Problem to solve
Pick every line with "march" from the material below.

______________________________

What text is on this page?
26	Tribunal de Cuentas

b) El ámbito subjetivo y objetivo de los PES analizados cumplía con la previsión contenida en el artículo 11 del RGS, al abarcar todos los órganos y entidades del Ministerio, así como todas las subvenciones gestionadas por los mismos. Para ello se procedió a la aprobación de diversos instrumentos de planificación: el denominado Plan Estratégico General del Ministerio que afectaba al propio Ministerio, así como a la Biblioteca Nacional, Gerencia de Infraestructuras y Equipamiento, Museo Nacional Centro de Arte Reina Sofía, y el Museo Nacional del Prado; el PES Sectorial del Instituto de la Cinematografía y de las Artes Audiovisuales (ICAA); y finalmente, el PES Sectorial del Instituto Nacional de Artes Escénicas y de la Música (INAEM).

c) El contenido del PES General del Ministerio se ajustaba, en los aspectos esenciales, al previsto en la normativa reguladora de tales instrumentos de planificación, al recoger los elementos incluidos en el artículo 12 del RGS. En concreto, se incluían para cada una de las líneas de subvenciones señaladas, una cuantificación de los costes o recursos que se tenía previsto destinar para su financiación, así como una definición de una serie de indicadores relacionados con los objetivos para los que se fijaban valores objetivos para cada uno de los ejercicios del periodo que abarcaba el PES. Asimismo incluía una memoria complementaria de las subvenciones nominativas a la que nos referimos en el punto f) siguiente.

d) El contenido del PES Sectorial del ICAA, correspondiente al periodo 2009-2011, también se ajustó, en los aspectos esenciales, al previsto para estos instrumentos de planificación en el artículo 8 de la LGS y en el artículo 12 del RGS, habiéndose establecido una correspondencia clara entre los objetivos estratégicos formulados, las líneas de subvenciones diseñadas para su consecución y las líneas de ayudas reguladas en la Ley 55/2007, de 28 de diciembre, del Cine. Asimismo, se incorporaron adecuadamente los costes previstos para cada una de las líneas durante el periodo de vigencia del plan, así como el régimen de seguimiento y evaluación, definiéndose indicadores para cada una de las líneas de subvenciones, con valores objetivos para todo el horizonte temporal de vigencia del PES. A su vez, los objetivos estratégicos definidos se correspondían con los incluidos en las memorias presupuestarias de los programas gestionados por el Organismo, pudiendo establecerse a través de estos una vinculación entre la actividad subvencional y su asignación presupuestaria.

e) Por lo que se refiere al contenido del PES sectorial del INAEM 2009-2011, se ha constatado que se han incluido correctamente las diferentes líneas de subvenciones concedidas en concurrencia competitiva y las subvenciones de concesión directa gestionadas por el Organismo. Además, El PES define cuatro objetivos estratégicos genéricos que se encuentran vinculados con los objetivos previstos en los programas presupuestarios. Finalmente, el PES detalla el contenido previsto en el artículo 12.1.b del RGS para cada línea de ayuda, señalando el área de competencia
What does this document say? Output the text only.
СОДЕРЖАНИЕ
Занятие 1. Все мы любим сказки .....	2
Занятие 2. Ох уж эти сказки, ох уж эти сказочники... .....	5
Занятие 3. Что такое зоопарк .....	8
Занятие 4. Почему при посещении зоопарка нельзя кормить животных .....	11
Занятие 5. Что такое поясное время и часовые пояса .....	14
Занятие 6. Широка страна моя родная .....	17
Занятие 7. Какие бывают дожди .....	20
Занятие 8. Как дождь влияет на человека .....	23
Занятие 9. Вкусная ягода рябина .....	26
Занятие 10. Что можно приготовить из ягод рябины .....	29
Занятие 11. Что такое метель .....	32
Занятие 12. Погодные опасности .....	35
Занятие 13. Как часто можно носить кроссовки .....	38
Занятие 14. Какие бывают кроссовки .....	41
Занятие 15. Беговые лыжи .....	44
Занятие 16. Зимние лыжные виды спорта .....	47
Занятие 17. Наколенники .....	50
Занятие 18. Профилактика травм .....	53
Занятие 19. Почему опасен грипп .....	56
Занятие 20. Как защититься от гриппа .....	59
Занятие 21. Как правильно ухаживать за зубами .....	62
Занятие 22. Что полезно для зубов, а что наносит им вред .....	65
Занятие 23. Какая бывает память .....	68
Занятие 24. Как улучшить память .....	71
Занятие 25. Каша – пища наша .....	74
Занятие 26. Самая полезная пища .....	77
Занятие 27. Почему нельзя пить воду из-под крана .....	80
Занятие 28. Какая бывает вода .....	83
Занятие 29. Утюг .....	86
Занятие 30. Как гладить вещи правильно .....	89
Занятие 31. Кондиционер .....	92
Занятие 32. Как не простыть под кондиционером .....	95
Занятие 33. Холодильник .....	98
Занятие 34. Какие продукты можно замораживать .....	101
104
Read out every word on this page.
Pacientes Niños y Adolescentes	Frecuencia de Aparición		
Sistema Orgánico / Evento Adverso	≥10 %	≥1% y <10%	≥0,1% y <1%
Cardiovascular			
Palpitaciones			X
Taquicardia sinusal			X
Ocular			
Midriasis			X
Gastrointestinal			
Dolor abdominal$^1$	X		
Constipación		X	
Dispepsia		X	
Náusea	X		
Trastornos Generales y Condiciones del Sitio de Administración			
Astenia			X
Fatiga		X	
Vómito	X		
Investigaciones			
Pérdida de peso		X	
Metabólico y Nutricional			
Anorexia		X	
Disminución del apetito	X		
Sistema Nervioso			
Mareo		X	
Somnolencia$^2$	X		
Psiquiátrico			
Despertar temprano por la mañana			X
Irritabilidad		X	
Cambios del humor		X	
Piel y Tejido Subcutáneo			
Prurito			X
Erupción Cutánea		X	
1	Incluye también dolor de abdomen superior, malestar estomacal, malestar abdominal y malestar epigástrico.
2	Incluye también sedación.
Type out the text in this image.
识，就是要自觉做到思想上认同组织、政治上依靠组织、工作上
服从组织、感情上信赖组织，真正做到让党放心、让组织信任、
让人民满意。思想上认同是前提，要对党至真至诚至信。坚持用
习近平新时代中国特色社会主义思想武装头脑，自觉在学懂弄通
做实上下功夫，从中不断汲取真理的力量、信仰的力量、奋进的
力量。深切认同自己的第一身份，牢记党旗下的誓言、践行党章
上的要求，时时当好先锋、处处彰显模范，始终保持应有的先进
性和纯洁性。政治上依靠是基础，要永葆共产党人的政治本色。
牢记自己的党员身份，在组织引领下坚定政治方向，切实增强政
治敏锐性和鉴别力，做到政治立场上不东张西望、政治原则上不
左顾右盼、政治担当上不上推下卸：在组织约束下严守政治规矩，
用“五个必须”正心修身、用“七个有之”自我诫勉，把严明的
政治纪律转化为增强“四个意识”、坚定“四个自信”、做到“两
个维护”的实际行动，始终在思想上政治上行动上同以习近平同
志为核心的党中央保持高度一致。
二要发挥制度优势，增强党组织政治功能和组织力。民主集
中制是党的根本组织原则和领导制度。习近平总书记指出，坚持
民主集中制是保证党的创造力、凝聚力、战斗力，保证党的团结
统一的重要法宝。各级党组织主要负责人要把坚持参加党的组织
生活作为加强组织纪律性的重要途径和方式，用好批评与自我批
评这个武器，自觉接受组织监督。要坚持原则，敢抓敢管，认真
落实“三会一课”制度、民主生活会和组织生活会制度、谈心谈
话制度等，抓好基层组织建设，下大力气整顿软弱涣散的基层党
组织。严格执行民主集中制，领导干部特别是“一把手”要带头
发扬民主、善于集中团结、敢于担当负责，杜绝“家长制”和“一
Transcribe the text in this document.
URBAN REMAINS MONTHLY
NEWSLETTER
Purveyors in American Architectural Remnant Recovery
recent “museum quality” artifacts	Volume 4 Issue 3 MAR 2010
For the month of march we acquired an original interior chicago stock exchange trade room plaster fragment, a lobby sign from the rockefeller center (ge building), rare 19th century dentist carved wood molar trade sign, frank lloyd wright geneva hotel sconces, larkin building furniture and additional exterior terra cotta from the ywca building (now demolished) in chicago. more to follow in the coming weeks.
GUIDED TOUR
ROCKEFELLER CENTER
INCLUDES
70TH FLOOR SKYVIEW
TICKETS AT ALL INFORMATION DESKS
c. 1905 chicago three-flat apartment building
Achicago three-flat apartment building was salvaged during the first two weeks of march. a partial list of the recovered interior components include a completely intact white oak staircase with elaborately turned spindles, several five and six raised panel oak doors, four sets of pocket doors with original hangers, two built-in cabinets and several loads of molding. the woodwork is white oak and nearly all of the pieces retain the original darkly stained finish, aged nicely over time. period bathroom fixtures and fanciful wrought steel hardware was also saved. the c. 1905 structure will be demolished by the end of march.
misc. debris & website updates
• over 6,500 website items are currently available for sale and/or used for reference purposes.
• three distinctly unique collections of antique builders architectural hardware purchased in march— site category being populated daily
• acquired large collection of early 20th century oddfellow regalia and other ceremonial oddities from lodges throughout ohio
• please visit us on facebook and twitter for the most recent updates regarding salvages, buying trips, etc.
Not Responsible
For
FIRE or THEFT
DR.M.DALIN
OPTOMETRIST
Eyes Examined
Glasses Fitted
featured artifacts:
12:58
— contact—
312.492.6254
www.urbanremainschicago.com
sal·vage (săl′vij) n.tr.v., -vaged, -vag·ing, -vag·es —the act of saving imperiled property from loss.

______________________________

Solution
For the month of march we acquired an original interior chicago stock exchange trade room plaster fragment, a lobby sign from the rockefeller center (ge building), rare 19th century dentist carved wood molar trade sign, frank lloyd wright geneva hotel sconces, larkin building furniture and additional exterior terra cotta from the ywca building (now demolished) in chicago. more to follow in the coming weeks.
Achicago three-flat apartment building was salvaged during the first two weeks of march. a partial list of the recovered interior components include a completely intact white oak staircase with elaborately turned spindles, several five and six raised panel oak doors, four sets of pocket doors with original hangers, two built-in cabinets and several loads of molding. the woodwork is white oak and nearly all of the pieces retain the original darkly stained finish, aged nicely over time. period bathroom fixtures and fanciful wrought steel hardware was also saved. the c. 1905 structure will be demolished by the end of march.
• three distinctly unique collections of antique builders architectural hardware purchased in march— site category being populated daily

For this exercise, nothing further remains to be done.